(Stored data)
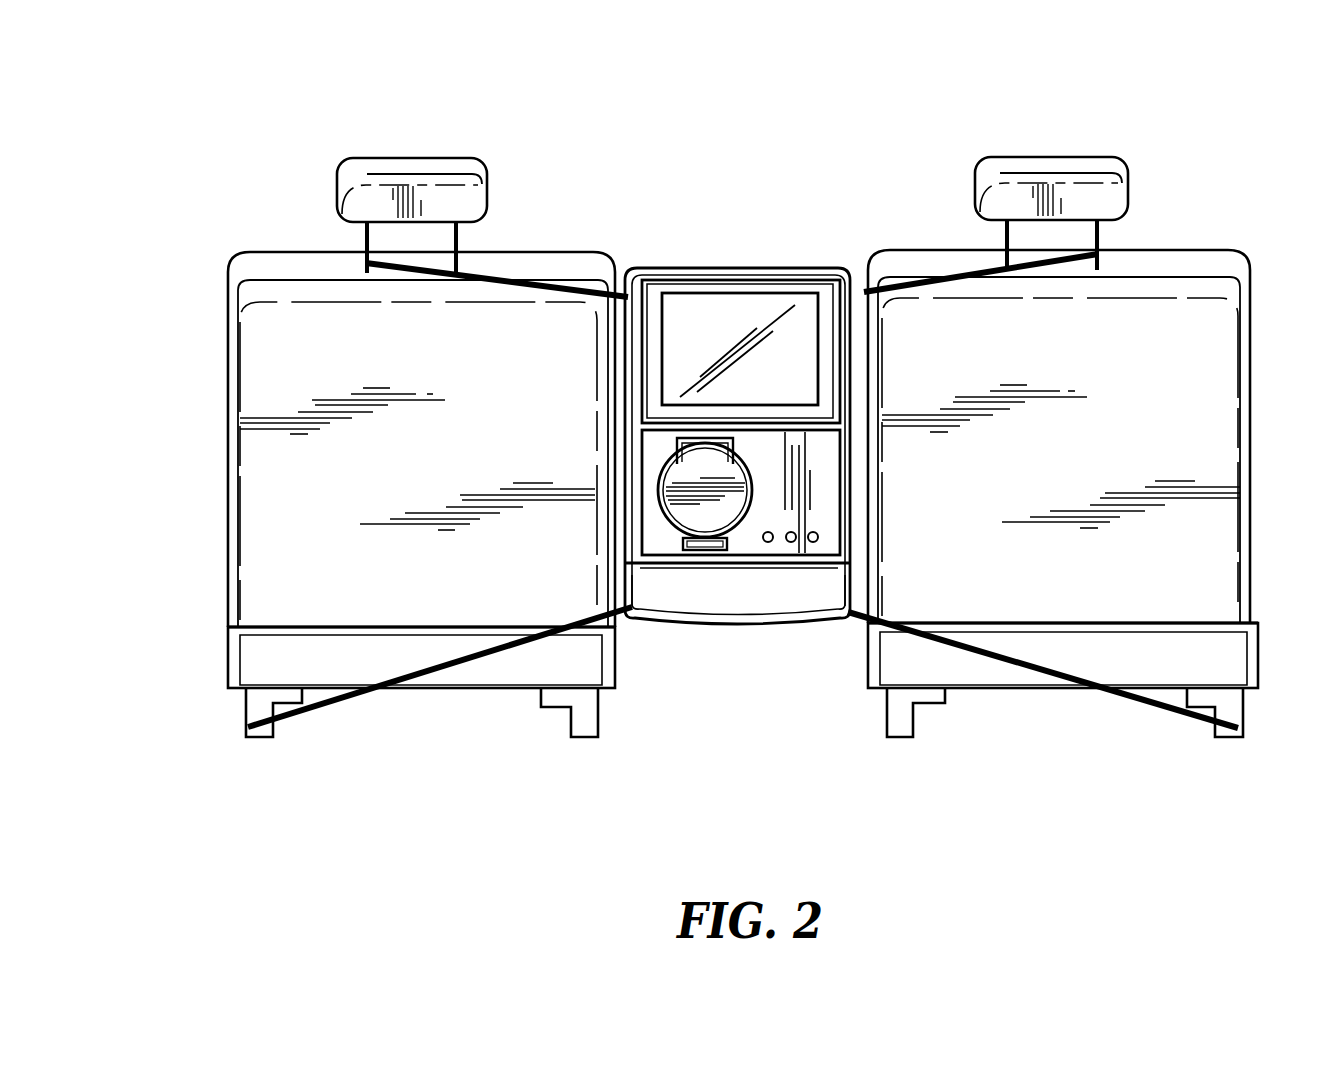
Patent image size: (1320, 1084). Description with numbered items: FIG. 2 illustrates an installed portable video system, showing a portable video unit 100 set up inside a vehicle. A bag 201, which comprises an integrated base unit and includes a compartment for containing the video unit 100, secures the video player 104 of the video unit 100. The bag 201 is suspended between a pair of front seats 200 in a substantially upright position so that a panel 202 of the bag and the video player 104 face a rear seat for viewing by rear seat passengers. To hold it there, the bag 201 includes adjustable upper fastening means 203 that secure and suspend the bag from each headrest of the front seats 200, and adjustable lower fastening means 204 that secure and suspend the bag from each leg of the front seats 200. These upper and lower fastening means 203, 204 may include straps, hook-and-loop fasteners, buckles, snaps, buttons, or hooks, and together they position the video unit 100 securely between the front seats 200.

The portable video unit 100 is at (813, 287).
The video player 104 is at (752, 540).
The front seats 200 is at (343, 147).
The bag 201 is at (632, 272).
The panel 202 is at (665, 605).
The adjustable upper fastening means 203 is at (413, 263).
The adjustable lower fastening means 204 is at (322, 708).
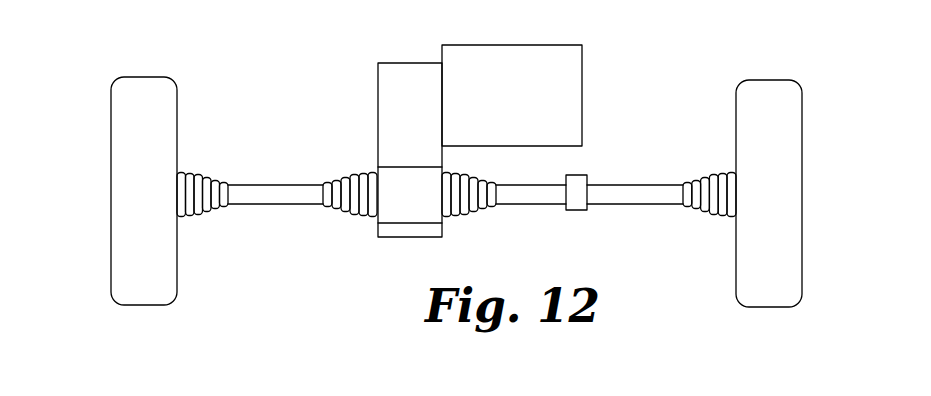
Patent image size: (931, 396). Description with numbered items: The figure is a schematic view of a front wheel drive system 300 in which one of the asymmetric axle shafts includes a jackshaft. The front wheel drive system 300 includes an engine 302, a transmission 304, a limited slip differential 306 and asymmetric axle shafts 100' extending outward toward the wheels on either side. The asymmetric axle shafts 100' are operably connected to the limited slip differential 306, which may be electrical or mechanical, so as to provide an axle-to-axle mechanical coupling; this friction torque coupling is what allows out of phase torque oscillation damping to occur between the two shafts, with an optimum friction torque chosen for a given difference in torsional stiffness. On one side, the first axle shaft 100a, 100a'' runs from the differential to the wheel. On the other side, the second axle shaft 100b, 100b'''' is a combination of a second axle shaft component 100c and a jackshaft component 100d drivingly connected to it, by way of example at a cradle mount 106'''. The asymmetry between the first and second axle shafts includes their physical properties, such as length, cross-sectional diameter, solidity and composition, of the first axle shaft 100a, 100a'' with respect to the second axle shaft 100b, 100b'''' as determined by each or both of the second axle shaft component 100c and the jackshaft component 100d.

--- WRITTEN REQUEST ---
Which lines in the items above contain the word "upper"? Locate each one and copy it in full, counting only matches with the same case.

--- TASK OUTPUT ---
Patent image size: (1320, 1084). Description with numbered items: FIG. 2 illustrates an installed portable video system, showing a portable video unit 100 set up inside a vehicle. A bag 201, which comprises an integrated base unit and includes a compartment for containing the video unit 100, secures the video player 104 of the video unit 100. The bag 201 is suspended between a pair of front seats 200 in a substantially upright position so that a panel 202 of the bag and the video player 104 face a rear seat for viewing by rear seat passengers. To hold it there, the bag 201 includes adjustable upper fastening means 203 that secure and suspend the bag from each headrest of the front seats 200, and adjustable lower fastening means 204 that secure and suspend the bag from each leg of the front seats 200. These upper and lower fastening means 203, 204 may include straps, hook-and-loop fasteners, buckles, snaps, buttons, or hooks, and together they position the video unit 100 securely between the front seats 200.
The adjustable upper fastening means 203 is at (413, 263).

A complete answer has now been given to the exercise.